▶ _Exercise directions_
Scan the data for "Login" and copy the lines it appears in.

Data items
— begin —
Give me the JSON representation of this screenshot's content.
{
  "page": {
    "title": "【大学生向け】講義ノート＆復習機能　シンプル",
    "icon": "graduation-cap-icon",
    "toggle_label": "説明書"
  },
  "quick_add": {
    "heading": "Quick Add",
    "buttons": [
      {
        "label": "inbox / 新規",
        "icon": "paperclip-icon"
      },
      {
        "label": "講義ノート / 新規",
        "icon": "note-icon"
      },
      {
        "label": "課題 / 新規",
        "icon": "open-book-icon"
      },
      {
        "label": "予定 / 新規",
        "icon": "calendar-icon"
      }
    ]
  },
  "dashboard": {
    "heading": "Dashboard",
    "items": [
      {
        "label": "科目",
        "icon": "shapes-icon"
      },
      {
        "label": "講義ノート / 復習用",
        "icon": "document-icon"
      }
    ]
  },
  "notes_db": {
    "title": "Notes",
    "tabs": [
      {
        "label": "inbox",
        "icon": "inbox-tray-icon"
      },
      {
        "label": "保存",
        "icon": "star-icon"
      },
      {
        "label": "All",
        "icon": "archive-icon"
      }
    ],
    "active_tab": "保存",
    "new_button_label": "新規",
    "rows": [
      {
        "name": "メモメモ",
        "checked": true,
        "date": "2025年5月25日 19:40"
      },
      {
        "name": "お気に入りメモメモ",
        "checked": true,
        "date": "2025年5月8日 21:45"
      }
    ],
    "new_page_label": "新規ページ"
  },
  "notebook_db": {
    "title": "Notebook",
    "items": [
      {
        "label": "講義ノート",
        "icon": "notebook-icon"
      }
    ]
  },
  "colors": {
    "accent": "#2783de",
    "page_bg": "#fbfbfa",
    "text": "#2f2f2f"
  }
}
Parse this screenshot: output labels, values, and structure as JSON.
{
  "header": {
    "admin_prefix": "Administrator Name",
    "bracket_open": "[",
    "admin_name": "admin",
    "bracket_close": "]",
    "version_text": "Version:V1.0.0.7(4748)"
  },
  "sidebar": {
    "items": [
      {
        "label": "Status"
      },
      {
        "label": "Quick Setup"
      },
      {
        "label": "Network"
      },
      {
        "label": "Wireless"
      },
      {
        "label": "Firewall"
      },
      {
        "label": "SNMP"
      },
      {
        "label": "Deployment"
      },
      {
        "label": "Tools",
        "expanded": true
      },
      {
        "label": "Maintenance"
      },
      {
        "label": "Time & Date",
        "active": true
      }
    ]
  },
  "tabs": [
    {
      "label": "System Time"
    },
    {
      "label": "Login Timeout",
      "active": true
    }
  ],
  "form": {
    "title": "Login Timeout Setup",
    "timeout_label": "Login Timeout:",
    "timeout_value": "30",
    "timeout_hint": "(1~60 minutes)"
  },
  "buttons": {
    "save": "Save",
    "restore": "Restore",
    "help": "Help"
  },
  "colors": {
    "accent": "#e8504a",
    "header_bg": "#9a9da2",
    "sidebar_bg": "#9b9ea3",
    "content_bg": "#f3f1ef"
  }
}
— end —
▶ _Response to the exercise_
      "label": "Login Timeout",
    "title": "Login Timeout Setup",
    "timeout_label": "Login Timeout:",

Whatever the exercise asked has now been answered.